(Data records)
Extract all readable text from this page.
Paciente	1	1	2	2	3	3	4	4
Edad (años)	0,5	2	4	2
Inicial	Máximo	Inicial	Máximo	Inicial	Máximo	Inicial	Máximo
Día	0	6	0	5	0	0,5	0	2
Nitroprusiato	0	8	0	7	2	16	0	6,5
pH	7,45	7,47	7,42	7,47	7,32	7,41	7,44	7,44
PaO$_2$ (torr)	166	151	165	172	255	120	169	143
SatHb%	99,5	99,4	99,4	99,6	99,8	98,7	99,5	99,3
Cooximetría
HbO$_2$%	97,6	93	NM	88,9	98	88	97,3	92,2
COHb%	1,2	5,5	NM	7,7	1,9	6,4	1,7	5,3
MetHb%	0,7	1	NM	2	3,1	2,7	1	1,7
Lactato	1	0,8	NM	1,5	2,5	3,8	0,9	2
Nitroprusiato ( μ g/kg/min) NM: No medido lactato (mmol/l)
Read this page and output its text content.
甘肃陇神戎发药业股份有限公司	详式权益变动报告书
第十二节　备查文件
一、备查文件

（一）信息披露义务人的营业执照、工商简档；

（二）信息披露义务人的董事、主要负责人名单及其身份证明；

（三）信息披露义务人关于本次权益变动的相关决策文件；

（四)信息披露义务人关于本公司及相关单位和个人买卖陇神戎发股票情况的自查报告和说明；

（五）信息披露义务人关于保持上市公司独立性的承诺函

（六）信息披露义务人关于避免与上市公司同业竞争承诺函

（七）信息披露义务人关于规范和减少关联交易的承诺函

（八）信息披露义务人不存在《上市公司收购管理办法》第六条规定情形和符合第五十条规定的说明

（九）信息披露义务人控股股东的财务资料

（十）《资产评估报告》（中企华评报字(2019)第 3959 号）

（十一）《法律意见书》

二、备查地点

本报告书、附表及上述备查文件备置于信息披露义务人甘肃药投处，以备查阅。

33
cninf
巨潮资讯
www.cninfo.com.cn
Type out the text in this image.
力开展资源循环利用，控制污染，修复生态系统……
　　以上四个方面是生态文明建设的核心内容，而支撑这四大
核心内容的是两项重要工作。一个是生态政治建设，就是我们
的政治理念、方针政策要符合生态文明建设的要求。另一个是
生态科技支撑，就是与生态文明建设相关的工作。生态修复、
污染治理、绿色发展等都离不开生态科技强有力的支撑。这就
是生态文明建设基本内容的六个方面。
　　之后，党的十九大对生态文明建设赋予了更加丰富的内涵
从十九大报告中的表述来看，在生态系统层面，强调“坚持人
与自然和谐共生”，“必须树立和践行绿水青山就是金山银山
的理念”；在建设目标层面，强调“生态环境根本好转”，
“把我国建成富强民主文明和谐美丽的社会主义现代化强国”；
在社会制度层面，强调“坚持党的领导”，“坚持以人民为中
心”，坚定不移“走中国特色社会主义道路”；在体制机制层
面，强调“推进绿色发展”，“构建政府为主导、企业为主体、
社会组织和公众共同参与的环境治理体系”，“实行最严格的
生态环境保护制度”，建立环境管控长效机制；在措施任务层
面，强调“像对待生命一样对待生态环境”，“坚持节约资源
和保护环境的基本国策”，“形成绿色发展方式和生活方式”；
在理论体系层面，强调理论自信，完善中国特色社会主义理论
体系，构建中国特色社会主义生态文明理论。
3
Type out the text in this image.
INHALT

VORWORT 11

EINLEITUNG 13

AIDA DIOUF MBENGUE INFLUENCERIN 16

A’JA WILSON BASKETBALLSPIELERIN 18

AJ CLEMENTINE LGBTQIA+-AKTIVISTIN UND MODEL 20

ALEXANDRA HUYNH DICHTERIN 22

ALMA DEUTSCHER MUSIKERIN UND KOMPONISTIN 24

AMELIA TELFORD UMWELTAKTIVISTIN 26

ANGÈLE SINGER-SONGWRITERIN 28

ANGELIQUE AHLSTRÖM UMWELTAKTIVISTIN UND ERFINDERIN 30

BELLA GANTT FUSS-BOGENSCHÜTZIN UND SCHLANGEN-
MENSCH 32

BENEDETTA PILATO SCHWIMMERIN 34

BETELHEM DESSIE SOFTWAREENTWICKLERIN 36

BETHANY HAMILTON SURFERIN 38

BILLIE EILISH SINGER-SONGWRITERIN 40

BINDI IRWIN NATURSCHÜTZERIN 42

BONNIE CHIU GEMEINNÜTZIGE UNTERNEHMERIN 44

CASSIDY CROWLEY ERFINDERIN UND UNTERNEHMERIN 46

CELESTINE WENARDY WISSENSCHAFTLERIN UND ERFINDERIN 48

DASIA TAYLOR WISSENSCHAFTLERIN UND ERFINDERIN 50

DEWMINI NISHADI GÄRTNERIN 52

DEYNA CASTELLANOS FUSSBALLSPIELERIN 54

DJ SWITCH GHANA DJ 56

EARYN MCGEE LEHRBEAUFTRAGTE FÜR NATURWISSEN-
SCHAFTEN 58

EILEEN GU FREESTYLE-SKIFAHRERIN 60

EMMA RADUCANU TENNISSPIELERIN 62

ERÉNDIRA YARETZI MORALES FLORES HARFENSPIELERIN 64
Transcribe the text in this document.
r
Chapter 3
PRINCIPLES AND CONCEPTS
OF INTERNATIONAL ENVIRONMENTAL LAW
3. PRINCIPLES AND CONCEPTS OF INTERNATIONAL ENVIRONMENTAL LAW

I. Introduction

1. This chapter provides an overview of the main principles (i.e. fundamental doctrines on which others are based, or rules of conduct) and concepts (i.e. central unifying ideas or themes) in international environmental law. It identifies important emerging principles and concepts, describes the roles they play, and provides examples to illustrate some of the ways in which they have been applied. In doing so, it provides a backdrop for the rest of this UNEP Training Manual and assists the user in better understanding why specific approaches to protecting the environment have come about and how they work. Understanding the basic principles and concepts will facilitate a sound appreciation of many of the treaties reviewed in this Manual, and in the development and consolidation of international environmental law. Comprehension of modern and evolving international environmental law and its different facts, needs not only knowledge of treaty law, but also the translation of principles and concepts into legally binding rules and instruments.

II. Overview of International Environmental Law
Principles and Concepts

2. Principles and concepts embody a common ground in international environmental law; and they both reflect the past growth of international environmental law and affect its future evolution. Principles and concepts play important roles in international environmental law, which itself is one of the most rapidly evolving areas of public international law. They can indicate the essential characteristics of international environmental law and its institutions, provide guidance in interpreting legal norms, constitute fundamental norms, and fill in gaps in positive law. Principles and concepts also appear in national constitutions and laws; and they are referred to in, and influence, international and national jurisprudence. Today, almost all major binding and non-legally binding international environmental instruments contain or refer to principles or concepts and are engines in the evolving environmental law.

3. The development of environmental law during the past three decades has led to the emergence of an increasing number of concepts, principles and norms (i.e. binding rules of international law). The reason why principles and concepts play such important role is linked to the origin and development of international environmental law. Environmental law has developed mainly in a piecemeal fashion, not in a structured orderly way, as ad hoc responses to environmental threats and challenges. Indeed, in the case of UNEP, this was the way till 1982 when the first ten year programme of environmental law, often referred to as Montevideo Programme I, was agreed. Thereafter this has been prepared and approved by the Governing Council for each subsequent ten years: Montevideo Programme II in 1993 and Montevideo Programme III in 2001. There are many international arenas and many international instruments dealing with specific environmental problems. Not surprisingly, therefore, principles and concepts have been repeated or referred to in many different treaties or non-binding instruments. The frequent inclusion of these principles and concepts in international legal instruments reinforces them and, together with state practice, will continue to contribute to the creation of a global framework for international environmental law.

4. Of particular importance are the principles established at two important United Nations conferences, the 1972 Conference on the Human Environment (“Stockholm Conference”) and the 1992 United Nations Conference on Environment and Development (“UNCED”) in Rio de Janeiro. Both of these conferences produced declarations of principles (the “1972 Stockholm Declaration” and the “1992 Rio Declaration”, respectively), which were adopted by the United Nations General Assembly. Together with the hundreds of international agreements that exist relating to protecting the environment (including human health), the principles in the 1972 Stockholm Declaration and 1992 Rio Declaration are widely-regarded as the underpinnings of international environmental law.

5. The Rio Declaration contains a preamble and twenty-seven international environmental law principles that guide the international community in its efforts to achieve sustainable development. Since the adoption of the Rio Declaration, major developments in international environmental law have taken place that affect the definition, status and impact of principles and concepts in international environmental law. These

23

■ **Task description**
Leave out every line without the string "text" and copy the rest.

■ **The reply**
Extract all readable text from this page.
Read this page and output its text content.
Type out the text in this image.
Type out the text in this image.
Transcribe the text in this document.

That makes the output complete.